**To do:** In the data, extract each line that holds the string "constatare".

## start Data

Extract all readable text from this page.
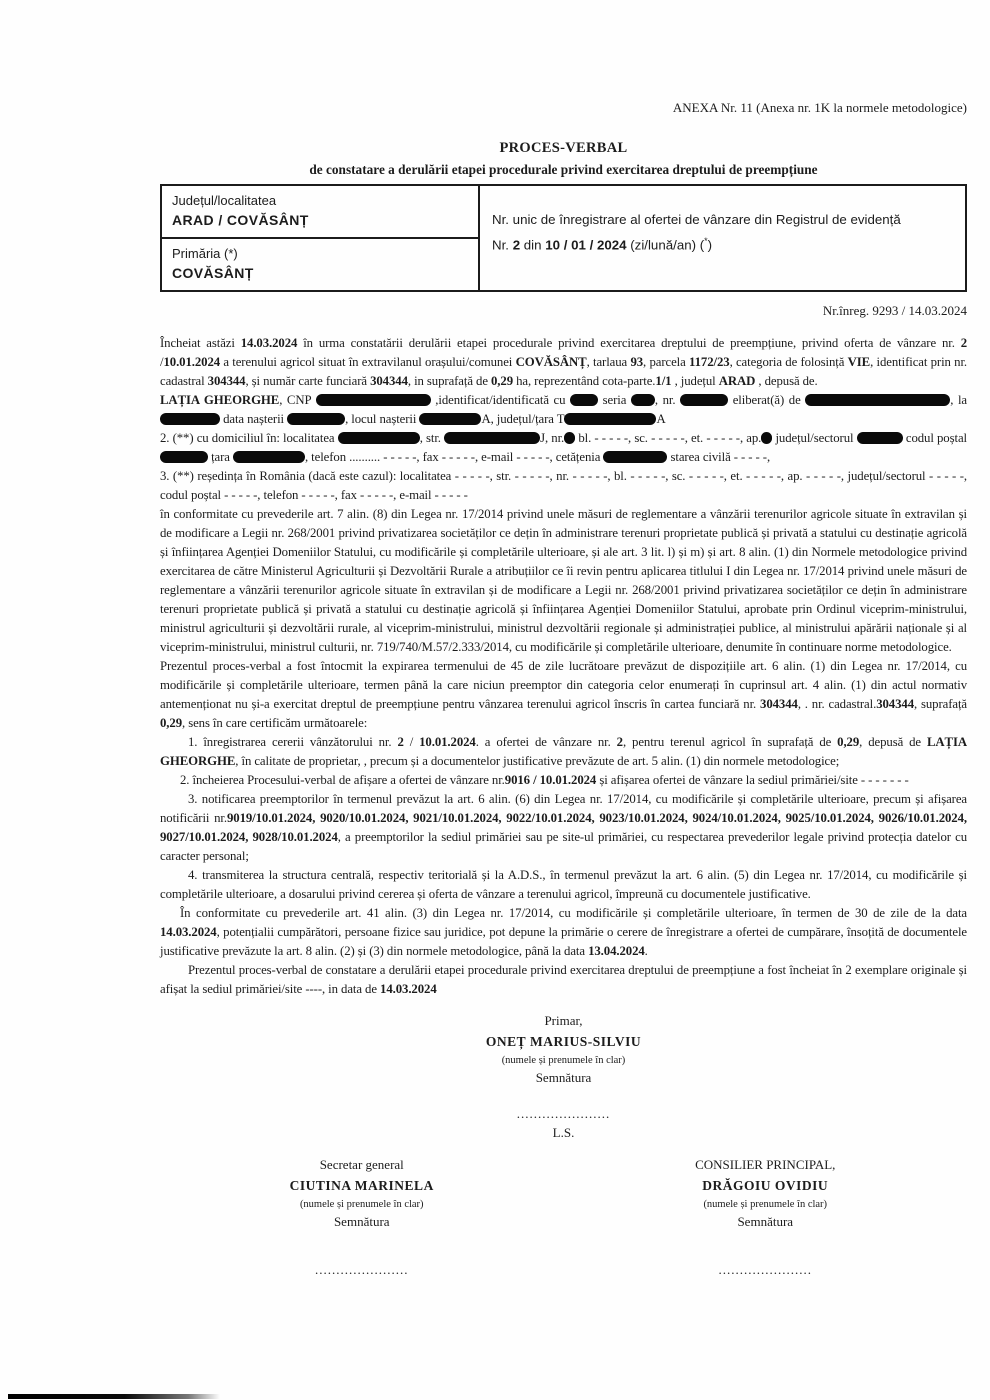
ANEXA Nr. 11 (Anexa nr. 1K la normele metodologice)
PROCES-VERBAL
de constatare a derulării etapei procedurale privind exercitarea dreptului de preempțiune
Județul/localitatea
ARAD / COVĂSÂNȚ
Primăria (*)
COVĂSÂNȚ
Nr. unic de înregistrare al ofertei de vânzare din Registrul de evidență
Nr. 2 din 10 / 01 / 2024 (zi/lună/an) (*)
Nr.înreg. 9293 / 14.03.2024

Încheiat astăzi 14.03.2024 în urma constatării derulării etapei procedurale privind exercitarea dreptului de preempțiune, privind oferta de vânzare nr. 2 /10.01.2024 a terenului agricol situat în extravilanul orașului/comunei COVĂSÂNȚ, tarlaua 93, parcela 1172/23, categoria de folosință VIE, identificat prin nr. cadastral 304344, și număr carte funciară 304344, in suprafață de 0,29 ha, reprezentând cota-parte.1/1 , județul ARAD , depusă de.

LAȚIA GHEORGHE, CNP	,identificat/identificată cu  seria , nr.	eliberat(ă) de	, la  data nașterii	, locul nașterii	A, județul/țara T	A

2. (**) cu domiciliul în: localitatea	, str.	J, nr. bl. - - - - -, sc. - - - - -, et. - - - - -, ap. județul/sectorul	codul poștal  țara	, telefon .......... - - - - -, fax - - - - -, e-mail - - - - -, cetățenia	starea civilă - - - - -,

3. (**) reședința în România (dacă este cazul): localitatea - - - - -, str. - - - - -, nr. - - - - -, bl. - - - - -, sc. - - - - -, et. - - - - -, ap. - - - - -, județul/sectorul - - - - -, codul poștal - - - - -, telefon - - - - -, fax - - - - -, e-mail - - - - -

în conformitate cu prevederile art. 7 alin. (8) din Legea nr. 17/2014 privind unele măsuri de reglementare a vânzării terenurilor agricole situate în extravilan și de modificare a Legii nr. 268/2001 privind privatizarea societăților ce dețin în administrare terenuri proprietate publică și privată a statului cu destinație agricolă și înființarea Agenției Domeniilor Statului, cu modificările și completările ulterioare, și ale art. 3 lit. l) și m) și art. 8 alin. (1) din Normele metodologice privind exercitarea de către Ministerul Agriculturii și Dezvoltării Rurale a atribuțiilor ce îi revin pentru aplicarea titlului I din Legea nr. 17/2014 privind unele măsuri de reglementare a vânzării terenurilor agricole situate în extravilan și de modificare a Legii nr. 268/2001 privind privatizarea societăților ce dețin în administrare terenuri proprietate publică și privată a statului cu destinație agricolă și înființarea Agenției Domeniilor Statului, aprobate prin Ordinul viceprim-ministrului, ministrul agriculturii și dezvoltării rurale, al viceprim-ministrului, ministrul dezvoltării regionale și administrației publice, al ministrului apărării naționale și al viceprim-ministrului, ministrul culturii, nr. 719/740/M.57/2.333/2014, cu modificările și completările ulterioare, denumite în continuare norme metodologice.

Prezentul proces-verbal a fost întocmit la expirarea termenului de 45 de zile lucrătoare prevăzut de dispozițiile art. 6 alin. (1) din Legea nr. 17/2014, cu modificările și completările ulterioare, termen până la care niciun preemptor din categoria celor enumerați în cuprinsul art. 4 alin. (1) din actul normativ antemenționat nu și-a exercitat dreptul de preempțiune pentru vânzarea terenului agricol înscris în cartea funciară nr. 304344, . nr. cadastral.304344, suprafață 0,29, sens în care certificăm următoarele:

1. înregistrarea cererii vânzătorului nr. 2 / 10.01.2024. a ofertei de vânzare nr. 2, pentru terenul agricol în suprafață de 0,29, depusă de LAȚIA GHEORGHE, în calitate de proprietar, , precum și a documentelor justificative prevăzute de art. 5 alin. (1) din normele metodologice;

2. încheierea Procesului-verbal de afișare a ofertei de vânzare nr.9016 / 10.01.2024 și afișarea ofertei de vânzare la sediul primăriei/site - - - - - - -

3. notificarea preemptorilor în termenul prevăzut la art. 6 alin. (6) din Legea nr. 17/2014, cu modificările și completările ulterioare, precum și afișarea notificării nr.9019/10.01.2024, 9020/10.01.2024, 9021/10.01.2024, 9022/10.01.2024, 9023/10.01.2024, 9024/10.01.2024, 9025/10.01.2024, 9026/10.01.2024, 9027/10.01.2024, 9028/10.01.2024, a preemptorilor la sediul primăriei sau pe site-ul primăriei, cu respectarea prevederilor legale privind protecția datelor cu caracter personal;

4. transmiterea la structura centrală, respectiv teritorială și la A.D.S., în termenul prevăzut la art. 6 alin. (5) din Legea nr. 17/2014, cu modificările și completările ulterioare, a dosarului privind cererea și oferta de vânzare a terenului agricol, împreună cu documentele justificative.

În conformitate cu prevederile art. 41 alin. (3) din Legea nr. 17/2014, cu modificările și completările ulterioare, în termen de 30 de zile de la data 14.03.2024, potențialii cumpărători, persoane fizice sau juridice, pot depune la primărie o cerere de înregistrare a ofertei de cumpărare, însoțită de documentele justificative prevăzute la art. 8 alin. (2) și (3) din normele metodologice, până la data 13.04.2024.

Prezentul proces-verbal de constatare a derulării etapei procedurale privind exercitarea dreptului de preempțiune a fost încheiat în 2 exemplare originale și afișat la sediul primăriei/site ----, in data de 14.03.2024

Primar,
ONEȚ MARIUS-SILVIU
(numele și prenumele în clar)
Semnătura
......................
L.S.
Secretar general
CIUTINA MARINELA
(numele și prenumele în clar)
Semnătura
CONSILIER PRINCIPAL,
DRĂGOIU OVIDIU
(numele și prenumele în clar)
Semnătura
......................	......................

## end Data

**In response:**
de constatare a derulării etapei procedurale privind exercitarea dreptului de preempțiune
Prezentul proces-verbal de constatare a derulării etapei procedurale privind exercitarea dreptului de preempțiune a fost încheiat în 2 exemplare originale și afișat la sediul primăriei/site ----, in data de 14.03.2024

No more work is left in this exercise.